(Task objective)
Write out the records again, exactly, leaving none out.

## begin Provided entries

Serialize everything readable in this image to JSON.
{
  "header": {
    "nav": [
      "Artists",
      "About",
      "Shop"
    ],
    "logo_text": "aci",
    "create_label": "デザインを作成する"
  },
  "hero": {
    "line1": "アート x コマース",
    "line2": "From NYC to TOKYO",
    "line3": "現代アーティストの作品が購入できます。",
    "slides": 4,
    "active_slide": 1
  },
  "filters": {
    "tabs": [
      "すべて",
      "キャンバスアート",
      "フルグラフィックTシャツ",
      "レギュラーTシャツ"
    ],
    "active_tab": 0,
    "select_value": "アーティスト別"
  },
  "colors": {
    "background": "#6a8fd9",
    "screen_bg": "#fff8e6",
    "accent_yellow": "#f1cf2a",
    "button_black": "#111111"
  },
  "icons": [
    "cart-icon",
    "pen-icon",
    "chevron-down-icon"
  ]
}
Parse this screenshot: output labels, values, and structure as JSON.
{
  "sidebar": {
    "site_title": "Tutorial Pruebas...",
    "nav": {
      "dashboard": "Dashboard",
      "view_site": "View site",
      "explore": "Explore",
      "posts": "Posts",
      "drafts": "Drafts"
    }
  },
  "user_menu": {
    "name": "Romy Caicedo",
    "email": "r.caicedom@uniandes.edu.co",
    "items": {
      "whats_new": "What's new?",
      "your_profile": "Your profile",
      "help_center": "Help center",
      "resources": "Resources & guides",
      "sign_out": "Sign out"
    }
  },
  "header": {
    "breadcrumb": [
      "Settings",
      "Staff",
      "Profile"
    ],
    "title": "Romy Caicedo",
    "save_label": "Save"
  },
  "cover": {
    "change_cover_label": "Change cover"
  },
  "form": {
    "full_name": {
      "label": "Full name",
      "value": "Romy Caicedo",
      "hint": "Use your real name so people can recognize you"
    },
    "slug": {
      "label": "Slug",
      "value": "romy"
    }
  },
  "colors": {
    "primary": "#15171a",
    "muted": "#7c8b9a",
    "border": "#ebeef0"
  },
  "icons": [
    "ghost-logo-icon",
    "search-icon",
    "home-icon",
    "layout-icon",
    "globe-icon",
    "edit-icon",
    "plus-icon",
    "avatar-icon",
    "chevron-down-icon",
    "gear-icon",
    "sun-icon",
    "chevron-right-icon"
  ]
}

## end Provided entries

(Correct answer)
Serialize everything readable in this image to JSON.
{
  "header": {
    "nav": [
      "Artists",
      "About",
      "Shop"
    ],
    "logo_text": "aci",
    "create_label": "デザインを作成する"
  },
  "hero": {
    "line1": "アート x コマース",
    "line2": "From NYC to TOKYO",
    "line3": "現代アーティストの作品が購入できます。",
    "slides": 4,
    "active_slide": 1
  },
  "filters": {
    "tabs": [
      "すべて",
      "キャンバスアート",
      "フルグラフィックTシャツ",
      "レギュラーTシャツ"
    ],
    "active_tab": 0,
    "select_value": "アーティスト別"
  },
  "colors": {
    "background": "#6a8fd9",
    "screen_bg": "#fff8e6",
    "accent_yellow": "#f1cf2a",
    "button_black": "#111111"
  },
  "icons": [
    "cart-icon",
    "pen-icon",
    "chevron-down-icon"
  ]
}
Parse this screenshot: output labels, values, and structure as JSON.
{
  "sidebar": {
    "site_title": "Tutorial Pruebas...",
    "nav": {
      "dashboard": "Dashboard",
      "view_site": "View site",
      "explore": "Explore",
      "posts": "Posts",
      "drafts": "Drafts"
    }
  },
  "user_menu": {
    "name": "Romy Caicedo",
    "email": "r.caicedom@uniandes.edu.co",
    "items": {
      "whats_new": "What's new?",
      "your_profile": "Your profile",
      "help_center": "Help center",
      "resources": "Resources & guides",
      "sign_out": "Sign out"
    }
  },
  "header": {
    "breadcrumb": [
      "Settings",
      "Staff",
      "Profile"
    ],
    "title": "Romy Caicedo",
    "save_label": "Save"
  },
  "cover": {
    "change_cover_label": "Change cover"
  },
  "form": {
    "full_name": {
      "label": "Full name",
      "value": "Romy Caicedo",
      "hint": "Use your real name so people can recognize you"
    },
    "slug": {
      "label": "Slug",
      "value": "romy"
    }
  },
  "colors": {
    "primary": "#15171a",
    "muted": "#7c8b9a",
    "border": "#ebeef0"
  },
  "icons": [
    "ghost-logo-icon",
    "search-icon",
    "home-icon",
    "layout-icon",
    "globe-icon",
    "edit-icon",
    "plus-icon",
    "avatar-icon",
    "chevron-down-icon",
    "gear-icon",
    "sun-icon",
    "chevron-right-icon"
  ]
}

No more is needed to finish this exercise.